EXERCISE TASK: Scan the lines below for "subtitle"; report the number of lines that contain it, and only that.

Stored data
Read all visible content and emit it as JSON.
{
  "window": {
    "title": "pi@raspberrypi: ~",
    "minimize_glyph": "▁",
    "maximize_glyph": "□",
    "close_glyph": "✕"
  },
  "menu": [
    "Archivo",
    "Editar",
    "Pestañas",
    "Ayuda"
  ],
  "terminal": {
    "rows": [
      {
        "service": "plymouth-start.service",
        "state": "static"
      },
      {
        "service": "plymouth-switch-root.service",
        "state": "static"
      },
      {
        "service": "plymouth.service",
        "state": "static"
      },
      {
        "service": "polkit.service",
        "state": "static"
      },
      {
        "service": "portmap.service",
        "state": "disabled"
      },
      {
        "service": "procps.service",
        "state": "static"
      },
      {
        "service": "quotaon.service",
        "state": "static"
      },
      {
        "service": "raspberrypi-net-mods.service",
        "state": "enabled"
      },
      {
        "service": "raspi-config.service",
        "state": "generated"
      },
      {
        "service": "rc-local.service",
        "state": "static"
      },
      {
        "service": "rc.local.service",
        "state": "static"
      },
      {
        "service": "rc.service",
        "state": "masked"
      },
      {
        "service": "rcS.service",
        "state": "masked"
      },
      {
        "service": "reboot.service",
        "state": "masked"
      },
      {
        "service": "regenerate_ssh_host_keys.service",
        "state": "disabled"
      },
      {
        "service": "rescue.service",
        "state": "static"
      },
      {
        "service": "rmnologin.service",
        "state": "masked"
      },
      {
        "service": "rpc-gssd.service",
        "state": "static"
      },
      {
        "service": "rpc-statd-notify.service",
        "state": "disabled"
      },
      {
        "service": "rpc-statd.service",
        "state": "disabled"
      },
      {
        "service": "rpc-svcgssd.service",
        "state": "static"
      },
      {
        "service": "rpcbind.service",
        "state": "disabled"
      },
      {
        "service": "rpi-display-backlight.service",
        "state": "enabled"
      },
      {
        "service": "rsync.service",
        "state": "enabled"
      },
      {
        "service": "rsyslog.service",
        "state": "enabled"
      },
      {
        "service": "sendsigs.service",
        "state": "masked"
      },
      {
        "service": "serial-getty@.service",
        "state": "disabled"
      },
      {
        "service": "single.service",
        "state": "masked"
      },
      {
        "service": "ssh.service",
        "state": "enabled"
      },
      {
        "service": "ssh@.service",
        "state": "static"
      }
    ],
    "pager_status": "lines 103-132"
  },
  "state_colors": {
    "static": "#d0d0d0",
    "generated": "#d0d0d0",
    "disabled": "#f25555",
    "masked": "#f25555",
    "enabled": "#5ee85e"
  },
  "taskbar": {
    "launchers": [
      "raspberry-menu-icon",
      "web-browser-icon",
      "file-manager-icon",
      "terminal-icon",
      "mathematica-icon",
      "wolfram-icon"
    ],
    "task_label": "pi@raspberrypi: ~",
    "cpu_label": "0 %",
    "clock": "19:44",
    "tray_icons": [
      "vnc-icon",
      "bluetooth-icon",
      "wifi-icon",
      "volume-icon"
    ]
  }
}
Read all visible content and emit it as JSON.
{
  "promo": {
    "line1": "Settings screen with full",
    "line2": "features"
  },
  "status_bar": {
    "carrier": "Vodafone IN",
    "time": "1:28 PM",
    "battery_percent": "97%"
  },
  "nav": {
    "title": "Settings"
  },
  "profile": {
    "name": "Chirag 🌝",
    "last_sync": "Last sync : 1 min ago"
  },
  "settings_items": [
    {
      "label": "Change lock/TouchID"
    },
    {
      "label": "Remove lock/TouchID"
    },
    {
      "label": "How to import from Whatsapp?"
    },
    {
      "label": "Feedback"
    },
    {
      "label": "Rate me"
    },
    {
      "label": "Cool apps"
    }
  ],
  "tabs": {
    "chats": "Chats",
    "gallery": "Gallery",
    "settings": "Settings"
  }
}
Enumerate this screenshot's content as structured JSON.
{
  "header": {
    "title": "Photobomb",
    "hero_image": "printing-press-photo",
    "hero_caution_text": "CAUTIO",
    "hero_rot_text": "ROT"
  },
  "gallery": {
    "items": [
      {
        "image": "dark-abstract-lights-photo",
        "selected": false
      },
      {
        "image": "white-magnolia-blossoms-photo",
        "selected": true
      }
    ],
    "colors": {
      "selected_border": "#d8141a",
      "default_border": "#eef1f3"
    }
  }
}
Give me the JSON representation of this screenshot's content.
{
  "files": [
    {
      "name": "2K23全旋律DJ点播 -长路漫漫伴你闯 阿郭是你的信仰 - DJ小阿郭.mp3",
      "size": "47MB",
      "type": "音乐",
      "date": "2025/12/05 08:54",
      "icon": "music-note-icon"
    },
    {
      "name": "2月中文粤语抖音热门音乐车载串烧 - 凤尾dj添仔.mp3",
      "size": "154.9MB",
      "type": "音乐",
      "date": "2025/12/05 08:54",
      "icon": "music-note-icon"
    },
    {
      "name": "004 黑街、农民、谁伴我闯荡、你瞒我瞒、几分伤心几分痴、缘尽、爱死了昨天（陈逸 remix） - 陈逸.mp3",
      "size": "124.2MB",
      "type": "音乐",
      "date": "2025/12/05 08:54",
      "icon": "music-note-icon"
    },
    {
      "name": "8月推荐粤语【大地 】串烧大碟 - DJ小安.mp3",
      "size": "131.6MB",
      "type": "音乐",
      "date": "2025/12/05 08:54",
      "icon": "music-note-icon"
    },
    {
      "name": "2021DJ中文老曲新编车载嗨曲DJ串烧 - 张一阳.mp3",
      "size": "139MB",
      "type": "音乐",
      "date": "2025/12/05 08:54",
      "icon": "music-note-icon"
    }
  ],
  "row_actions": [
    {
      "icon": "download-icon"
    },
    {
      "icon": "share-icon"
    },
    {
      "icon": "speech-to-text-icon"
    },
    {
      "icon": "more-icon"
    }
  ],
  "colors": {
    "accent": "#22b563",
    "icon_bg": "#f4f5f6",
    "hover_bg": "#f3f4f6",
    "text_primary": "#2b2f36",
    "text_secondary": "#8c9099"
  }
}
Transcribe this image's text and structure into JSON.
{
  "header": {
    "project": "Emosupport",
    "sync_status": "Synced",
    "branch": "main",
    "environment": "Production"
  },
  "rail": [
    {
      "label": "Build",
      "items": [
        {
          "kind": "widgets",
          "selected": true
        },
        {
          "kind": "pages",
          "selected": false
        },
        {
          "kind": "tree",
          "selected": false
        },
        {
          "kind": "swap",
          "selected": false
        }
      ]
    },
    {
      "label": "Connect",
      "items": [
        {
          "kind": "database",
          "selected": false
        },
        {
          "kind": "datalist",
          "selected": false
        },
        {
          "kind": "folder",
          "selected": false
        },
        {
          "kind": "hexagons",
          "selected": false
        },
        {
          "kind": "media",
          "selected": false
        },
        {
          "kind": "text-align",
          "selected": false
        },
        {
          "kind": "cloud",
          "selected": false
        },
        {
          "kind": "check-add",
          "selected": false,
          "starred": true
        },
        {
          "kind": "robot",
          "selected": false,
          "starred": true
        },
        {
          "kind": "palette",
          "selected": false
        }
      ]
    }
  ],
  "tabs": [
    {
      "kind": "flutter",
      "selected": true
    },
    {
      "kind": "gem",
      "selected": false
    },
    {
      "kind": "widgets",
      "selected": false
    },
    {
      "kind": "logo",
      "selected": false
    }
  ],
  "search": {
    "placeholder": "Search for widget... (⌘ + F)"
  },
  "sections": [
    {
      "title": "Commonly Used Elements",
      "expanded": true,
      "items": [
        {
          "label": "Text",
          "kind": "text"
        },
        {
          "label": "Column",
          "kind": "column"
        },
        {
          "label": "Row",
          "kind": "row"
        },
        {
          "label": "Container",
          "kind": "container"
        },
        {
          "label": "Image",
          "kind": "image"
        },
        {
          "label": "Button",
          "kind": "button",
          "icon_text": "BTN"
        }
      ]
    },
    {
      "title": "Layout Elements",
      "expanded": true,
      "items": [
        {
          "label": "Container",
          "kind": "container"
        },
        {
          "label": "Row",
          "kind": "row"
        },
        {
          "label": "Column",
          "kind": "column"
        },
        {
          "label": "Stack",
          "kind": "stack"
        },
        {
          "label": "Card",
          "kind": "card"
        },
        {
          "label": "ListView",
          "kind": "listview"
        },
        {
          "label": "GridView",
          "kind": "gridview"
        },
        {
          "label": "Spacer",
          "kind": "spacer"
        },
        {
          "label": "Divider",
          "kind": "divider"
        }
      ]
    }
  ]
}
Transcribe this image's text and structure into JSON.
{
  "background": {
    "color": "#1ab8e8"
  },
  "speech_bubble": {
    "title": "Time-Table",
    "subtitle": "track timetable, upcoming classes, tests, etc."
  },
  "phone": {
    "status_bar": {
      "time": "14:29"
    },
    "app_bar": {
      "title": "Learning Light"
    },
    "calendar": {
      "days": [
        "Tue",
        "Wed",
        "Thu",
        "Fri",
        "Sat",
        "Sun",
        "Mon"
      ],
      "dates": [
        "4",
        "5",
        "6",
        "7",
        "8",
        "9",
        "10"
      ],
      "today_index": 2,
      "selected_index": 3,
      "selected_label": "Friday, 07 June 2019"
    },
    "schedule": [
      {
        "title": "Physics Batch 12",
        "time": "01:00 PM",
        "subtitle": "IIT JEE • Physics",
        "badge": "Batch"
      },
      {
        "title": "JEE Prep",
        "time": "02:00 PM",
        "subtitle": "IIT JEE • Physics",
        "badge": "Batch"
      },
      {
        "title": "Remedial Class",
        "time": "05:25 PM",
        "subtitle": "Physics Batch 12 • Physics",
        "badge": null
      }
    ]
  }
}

TASK RESPONSE: 4